PROVIDED ENTRIES
▼▼▼

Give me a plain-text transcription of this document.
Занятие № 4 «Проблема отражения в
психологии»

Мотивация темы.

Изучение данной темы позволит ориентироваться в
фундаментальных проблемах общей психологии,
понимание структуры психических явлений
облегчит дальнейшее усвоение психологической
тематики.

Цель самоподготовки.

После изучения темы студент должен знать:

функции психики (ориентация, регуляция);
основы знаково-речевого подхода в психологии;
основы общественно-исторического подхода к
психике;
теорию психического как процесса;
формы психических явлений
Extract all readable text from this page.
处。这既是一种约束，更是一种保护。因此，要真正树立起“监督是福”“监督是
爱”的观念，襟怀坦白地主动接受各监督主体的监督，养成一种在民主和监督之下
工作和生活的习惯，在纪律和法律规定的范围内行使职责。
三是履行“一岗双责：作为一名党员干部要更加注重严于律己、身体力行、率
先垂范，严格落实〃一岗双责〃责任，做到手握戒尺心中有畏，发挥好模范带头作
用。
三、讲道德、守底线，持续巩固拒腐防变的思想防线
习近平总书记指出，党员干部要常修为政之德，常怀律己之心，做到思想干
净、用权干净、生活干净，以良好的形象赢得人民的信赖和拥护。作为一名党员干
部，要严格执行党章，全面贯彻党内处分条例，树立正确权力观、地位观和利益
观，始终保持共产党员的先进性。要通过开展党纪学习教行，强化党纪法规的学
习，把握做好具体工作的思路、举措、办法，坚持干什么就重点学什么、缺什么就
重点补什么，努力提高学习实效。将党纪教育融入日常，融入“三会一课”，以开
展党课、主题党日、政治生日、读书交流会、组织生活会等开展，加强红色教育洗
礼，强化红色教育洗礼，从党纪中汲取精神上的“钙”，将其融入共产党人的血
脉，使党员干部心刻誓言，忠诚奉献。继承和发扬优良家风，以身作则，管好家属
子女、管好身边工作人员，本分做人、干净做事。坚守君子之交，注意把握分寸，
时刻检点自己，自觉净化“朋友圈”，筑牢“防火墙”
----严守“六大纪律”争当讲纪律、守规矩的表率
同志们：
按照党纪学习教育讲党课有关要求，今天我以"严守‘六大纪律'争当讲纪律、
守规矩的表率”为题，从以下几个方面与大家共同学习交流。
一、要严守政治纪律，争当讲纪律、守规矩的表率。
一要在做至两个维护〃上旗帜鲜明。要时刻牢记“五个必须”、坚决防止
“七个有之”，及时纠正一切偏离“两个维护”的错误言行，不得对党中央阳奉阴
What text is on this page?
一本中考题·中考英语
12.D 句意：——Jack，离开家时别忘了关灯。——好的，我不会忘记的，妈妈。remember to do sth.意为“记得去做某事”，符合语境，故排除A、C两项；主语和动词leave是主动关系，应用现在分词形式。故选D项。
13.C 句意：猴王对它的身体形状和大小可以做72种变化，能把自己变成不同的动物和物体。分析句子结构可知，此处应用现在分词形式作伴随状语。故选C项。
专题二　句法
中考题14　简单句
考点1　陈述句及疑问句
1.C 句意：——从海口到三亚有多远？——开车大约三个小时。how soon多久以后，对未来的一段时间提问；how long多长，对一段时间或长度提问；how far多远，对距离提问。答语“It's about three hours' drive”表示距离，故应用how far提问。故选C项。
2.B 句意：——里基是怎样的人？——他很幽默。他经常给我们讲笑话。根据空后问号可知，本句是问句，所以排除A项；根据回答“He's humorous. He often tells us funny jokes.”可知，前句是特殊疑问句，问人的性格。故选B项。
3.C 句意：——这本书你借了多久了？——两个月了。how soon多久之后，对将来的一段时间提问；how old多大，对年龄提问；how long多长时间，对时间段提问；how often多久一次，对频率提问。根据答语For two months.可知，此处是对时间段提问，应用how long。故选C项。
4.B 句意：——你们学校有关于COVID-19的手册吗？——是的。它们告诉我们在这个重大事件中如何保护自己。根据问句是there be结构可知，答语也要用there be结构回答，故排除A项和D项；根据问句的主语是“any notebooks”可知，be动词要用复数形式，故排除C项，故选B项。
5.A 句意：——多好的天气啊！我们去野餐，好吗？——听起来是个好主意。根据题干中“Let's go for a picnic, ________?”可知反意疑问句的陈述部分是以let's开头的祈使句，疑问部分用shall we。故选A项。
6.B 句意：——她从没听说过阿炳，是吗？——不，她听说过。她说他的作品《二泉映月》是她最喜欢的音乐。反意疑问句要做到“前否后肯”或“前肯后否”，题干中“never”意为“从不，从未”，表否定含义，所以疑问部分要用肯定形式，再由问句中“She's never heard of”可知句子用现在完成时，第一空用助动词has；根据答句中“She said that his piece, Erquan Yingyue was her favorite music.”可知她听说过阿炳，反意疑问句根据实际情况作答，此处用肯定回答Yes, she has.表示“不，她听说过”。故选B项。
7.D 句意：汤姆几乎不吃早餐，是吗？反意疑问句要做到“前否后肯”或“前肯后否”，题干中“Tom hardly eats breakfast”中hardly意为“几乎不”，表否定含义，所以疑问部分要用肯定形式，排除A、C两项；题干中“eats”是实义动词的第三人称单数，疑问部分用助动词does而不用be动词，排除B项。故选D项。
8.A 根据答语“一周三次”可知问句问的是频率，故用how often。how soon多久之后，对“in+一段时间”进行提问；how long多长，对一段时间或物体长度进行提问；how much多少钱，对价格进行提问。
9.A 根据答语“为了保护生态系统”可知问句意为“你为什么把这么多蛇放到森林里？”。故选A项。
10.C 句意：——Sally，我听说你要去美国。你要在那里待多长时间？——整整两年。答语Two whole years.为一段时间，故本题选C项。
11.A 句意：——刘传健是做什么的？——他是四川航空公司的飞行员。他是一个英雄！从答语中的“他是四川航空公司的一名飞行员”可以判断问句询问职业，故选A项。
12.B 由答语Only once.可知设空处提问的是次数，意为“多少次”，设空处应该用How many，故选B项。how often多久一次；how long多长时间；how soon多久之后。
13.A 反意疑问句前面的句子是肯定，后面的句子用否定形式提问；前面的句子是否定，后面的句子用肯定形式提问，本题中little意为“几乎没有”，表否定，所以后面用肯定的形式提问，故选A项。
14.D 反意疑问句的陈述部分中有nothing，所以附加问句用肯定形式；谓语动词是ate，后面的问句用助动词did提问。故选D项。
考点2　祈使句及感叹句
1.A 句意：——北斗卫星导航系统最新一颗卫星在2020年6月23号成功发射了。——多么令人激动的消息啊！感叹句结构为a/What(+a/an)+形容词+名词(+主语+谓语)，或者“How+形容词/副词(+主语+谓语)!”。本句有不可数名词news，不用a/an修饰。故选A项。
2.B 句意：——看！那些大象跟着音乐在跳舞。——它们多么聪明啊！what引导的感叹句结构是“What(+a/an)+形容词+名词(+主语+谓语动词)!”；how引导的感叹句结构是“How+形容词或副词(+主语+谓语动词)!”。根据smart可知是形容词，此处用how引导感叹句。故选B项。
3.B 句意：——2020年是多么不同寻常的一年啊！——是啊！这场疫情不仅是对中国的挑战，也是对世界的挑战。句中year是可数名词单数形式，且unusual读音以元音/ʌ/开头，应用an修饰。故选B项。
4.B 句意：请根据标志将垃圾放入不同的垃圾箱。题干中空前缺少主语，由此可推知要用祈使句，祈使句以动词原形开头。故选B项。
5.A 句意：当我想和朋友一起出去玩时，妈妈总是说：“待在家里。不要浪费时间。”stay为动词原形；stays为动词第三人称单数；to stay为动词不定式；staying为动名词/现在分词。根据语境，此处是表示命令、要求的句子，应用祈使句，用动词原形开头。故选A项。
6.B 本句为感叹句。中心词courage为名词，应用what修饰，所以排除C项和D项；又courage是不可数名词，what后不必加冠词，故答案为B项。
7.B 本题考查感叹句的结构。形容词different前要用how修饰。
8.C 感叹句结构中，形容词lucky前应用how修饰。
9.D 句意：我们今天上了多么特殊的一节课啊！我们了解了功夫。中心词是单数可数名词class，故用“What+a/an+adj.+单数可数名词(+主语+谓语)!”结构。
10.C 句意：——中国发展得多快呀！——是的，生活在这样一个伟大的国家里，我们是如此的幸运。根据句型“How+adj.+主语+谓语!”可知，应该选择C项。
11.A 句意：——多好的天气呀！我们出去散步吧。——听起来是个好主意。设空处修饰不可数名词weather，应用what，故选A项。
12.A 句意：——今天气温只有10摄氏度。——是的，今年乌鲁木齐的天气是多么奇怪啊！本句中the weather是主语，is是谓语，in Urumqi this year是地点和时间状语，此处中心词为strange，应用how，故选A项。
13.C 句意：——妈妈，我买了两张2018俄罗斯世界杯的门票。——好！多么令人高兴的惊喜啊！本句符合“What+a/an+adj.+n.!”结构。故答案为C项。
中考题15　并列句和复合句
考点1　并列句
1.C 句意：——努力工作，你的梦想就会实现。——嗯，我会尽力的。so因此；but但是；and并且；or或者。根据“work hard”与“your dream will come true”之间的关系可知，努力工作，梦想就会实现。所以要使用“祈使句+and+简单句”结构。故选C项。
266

▲▲▲

WRITTEN PROBLEM
Going over the lines above, work out how many include "六大纪律", then give only that number.

OUTPUT FOR THIS TASK
2